## Start

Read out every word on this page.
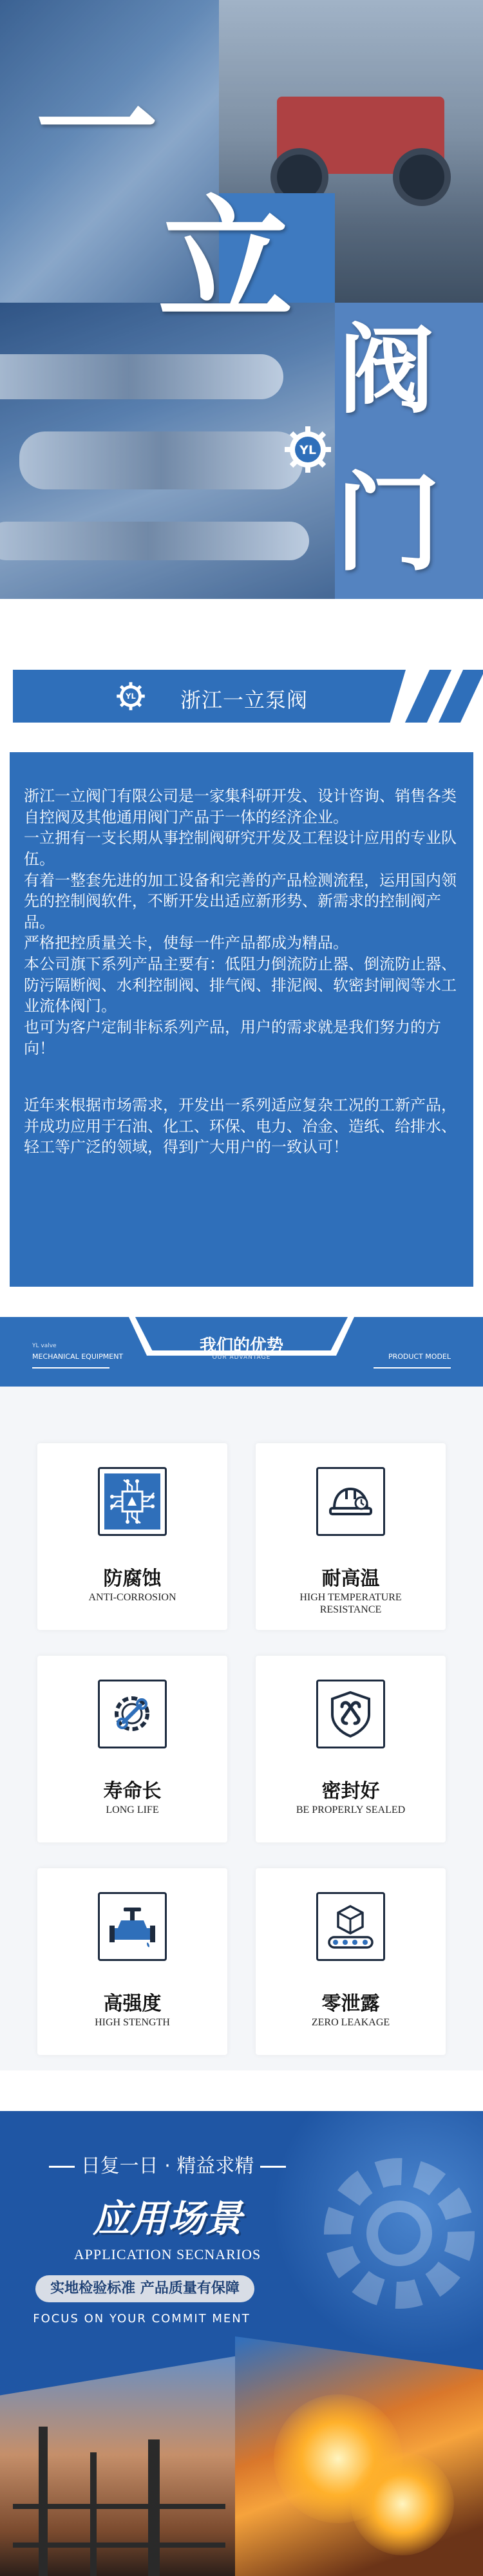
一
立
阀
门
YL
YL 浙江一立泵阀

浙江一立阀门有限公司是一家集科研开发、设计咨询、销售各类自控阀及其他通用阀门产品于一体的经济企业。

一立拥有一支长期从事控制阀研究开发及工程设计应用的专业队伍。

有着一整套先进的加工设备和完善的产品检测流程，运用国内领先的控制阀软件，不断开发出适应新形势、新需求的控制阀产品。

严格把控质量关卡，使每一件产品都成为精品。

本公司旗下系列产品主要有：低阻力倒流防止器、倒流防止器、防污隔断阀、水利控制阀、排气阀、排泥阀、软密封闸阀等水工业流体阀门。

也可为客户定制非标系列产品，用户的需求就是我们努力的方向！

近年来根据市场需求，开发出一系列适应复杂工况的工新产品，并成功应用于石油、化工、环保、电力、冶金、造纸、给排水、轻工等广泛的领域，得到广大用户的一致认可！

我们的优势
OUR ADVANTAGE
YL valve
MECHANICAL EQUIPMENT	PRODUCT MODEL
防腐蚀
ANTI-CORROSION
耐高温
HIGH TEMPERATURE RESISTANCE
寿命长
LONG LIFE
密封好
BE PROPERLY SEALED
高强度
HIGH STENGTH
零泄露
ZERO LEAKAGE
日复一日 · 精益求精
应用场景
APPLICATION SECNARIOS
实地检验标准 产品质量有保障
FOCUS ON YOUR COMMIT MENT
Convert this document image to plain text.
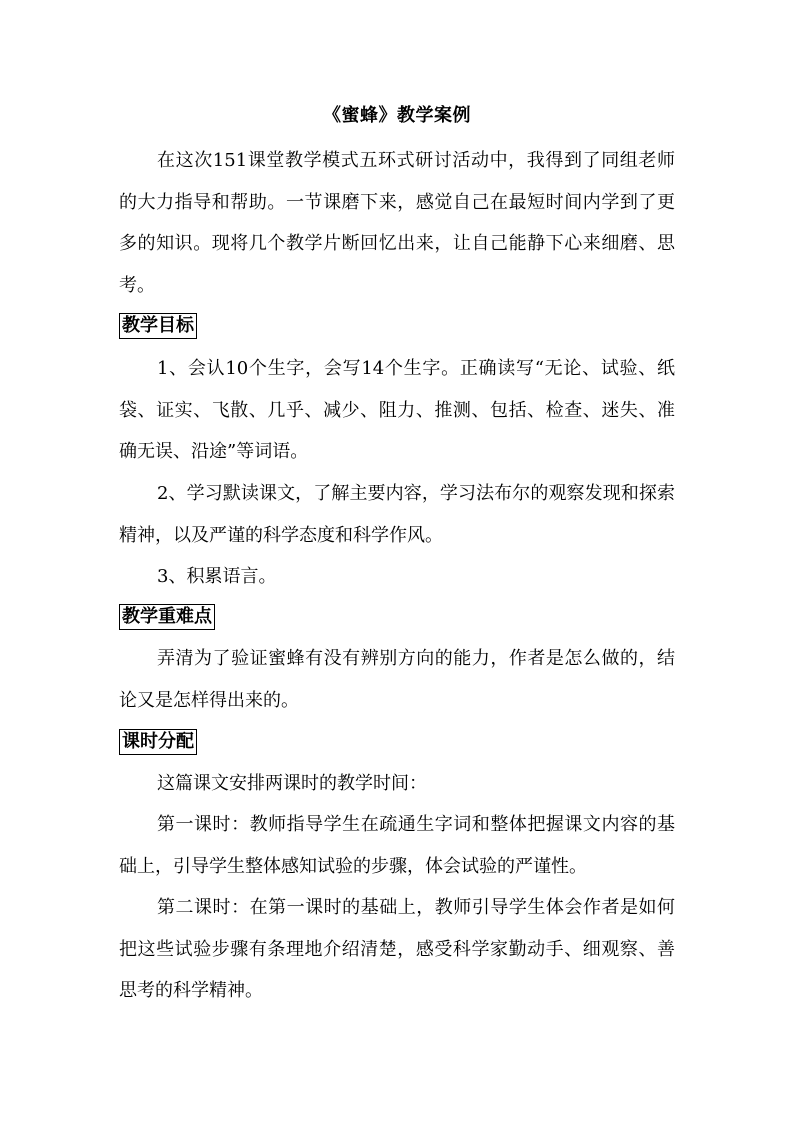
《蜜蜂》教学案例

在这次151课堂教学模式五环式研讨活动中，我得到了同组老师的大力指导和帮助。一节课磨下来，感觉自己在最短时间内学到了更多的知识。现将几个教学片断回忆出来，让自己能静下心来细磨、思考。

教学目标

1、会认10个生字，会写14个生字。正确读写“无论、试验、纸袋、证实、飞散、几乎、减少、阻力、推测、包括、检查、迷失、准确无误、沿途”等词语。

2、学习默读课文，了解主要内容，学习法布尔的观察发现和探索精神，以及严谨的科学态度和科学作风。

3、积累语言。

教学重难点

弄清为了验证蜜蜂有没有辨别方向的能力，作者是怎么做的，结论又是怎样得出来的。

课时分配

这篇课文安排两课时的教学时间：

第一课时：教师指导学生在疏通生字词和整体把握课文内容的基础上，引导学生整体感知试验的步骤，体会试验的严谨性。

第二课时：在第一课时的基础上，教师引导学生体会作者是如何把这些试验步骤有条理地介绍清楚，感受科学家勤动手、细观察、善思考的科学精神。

## End

TASK BRIEF – Copy the material exactly. Do not include the pictures.

CORRECT OUTPUT –
Read out every word on this page.
一
立
阀
门
YL
YL 浙江一立泵阀

浙江一立阀门有限公司是一家集科研开发、设计咨询、销售各类自控阀及其他通用阀门产品于一体的经济企业。

一立拥有一支长期从事控制阀研究开发及工程设计应用的专业队伍。

有着一整套先进的加工设备和完善的产品检测流程，运用国内领先的控制阀软件，不断开发出适应新形势、新需求的控制阀产品。

严格把控质量关卡，使每一件产品都成为精品。

本公司旗下系列产品主要有：低阻力倒流防止器、倒流防止器、防污隔断阀、水利控制阀、排气阀、排泥阀、软密封闸阀等水工业流体阀门。

也可为客户定制非标系列产品，用户的需求就是我们努力的方向！

近年来根据市场需求，开发出一系列适应复杂工况的工新产品，并成功应用于石油、化工、环保、电力、冶金、造纸、给排水、轻工等广泛的领域，得到广大用户的一致认可！

我们的优势
OUR ADVANTAGE
YL valve
MECHANICAL EQUIPMENT	PRODUCT MODEL
防腐蚀
ANTI-CORROSION
耐高温
HIGH TEMPERATURE RESISTANCE
寿命长
LONG LIFE
密封好
BE PROPERLY SEALED
高强度
HIGH STENGTH
零泄露
ZERO LEAKAGE
日复一日 · 精益求精
应用场景
APPLICATION SECNARIOS
实地检验标准 产品质量有保障
FOCUS ON YOUR COMMIT MENT
Convert this document image to plain text.
《蜜蜂》教学案例

在这次151课堂教学模式五环式研讨活动中，我得到了同组老师的大力指导和帮助。一节课磨下来，感觉自己在最短时间内学到了更多的知识。现将几个教学片断回忆出来，让自己能静下心来细磨、思考。

教学目标

1、会认10个生字，会写14个生字。正确读写“无论、试验、纸袋、证实、飞散、几乎、减少、阻力、推测、包括、检查、迷失、准确无误、沿途”等词语。

2、学习默读课文，了解主要内容，学习法布尔的观察发现和探索精神，以及严谨的科学态度和科学作风。

3、积累语言。

教学重难点

弄清为了验证蜜蜂有没有辨别方向的能力，作者是怎么做的，结论又是怎样得出来的。

课时分配

这篇课文安排两课时的教学时间：

第一课时：教师指导学生在疏通生字词和整体把握课文内容的基础上，引导学生整体感知试验的步骤，体会试验的严谨性。

第二课时：在第一课时的基础上，教师引导学生体会作者是如何把这些试验步骤有条理地介绍清楚，感受科学家勤动手、细观察、善思考的科学精神。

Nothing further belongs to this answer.